◆ WHAT TO DO
Each entry below must be repeated exactly, with pictures left out.

****************

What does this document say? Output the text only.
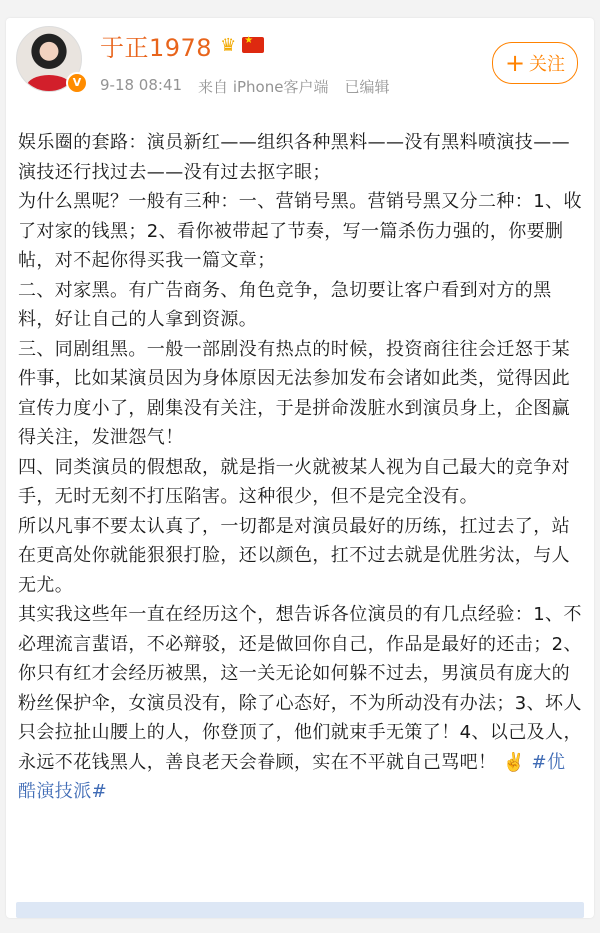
V
于正1978 ♛
★
9-18 08:41 来自 iPhone客户端 已编辑
+ 关注

娱乐圈的套路：演员新红——组织各种黑料——没有黑料喷演技——演技还行找过去——没有过去抠字眼；

为什么黑呢？一般有三种：一、营销号黑。营销号黑又分二种：1、收了对家的钱黑；2、看你被带起了节奏，写一篇杀伤力强的，你要删帖，对不起你得买我一篇文章；

二、对家黑。有广告商务、角色竞争，急切要让客户看到对方的黑料，好让自己的人拿到资源。

三、同剧组黑。一般一部剧没有热点的时候，投资商往往会迁怒于某件事，比如某演员因为身体原因无法参加发布会诸如此类，觉得因此宣传力度小了，剧集没有关注，于是拼命泼脏水到演员身上，企图赢得关注，发泄怨气！

四、同类演员的假想敌，就是指一火就被某人视为自己最大的竞争对手，无时无刻不打压陷害。这种很少，但不是完全没有。

所以凡事不要太认真了，一切都是对演员最好的历练，扛过去了，站在更高处你就能狠狠打脸，还以颜色，扛不过去就是优胜劣汰，与人无尤。

其实我这些年一直在经历这个，想告诉各位演员的有几点经验：1、不必理流言蜚语，不必辩驳，还是做回你自己，作品是最好的还击；2、你只有红才会经历被黑，这一关无论如何躲不过去，男演员有庞大的粉丝保护伞，女演员没有，除了心态好，不为所动没有办法；3、坏人只会拉扯山腰上的人，你登顶了，他们就束手无策了！4、以己及人，永远不花钱黑人，善良老天会眷顾，实在不平就自己骂吧！ ✌️ #优酷演技派#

****************

◆ OUTPUT
What does this document say? Output the text only.
V
于正1978 ♛
★
9-18 08:41 来自 iPhone客户端 已编辑
+ 关注

娱乐圈的套路：演员新红——组织各种黑料——没有黑料喷演技——演技还行找过去——没有过去抠字眼；

为什么黑呢？一般有三种：一、营销号黑。营销号黑又分二种：1、收了对家的钱黑；2、看你被带起了节奏，写一篇杀伤力强的，你要删帖，对不起你得买我一篇文章；

二、对家黑。有广告商务、角色竞争，急切要让客户看到对方的黑料，好让自己的人拿到资源。

三、同剧组黑。一般一部剧没有热点的时候，投资商往往会迁怒于某件事，比如某演员因为身体原因无法参加发布会诸如此类，觉得因此宣传力度小了，剧集没有关注，于是拼命泼脏水到演员身上，企图赢得关注，发泄怨气！

四、同类演员的假想敌，就是指一火就被某人视为自己最大的竞争对手，无时无刻不打压陷害。这种很少，但不是完全没有。

所以凡事不要太认真了，一切都是对演员最好的历练，扛过去了，站在更高处你就能狠狠打脸，还以颜色，扛不过去就是优胜劣汰，与人无尤。

其实我这些年一直在经历这个，想告诉各位演员的有几点经验：1、不必理流言蜚语，不必辩驳，还是做回你自己，作品是最好的还击；2、你只有红才会经历被黑，这一关无论如何躲不过去，男演员有庞大的粉丝保护伞，女演员没有，除了心态好，不为所动没有办法；3、坏人只会拉扯山腰上的人，你登顶了，他们就束手无策了！4、以己及人，永远不花钱黑人，善良老天会眷顾，实在不平就自己骂吧！ ✌️ #优酷演技派#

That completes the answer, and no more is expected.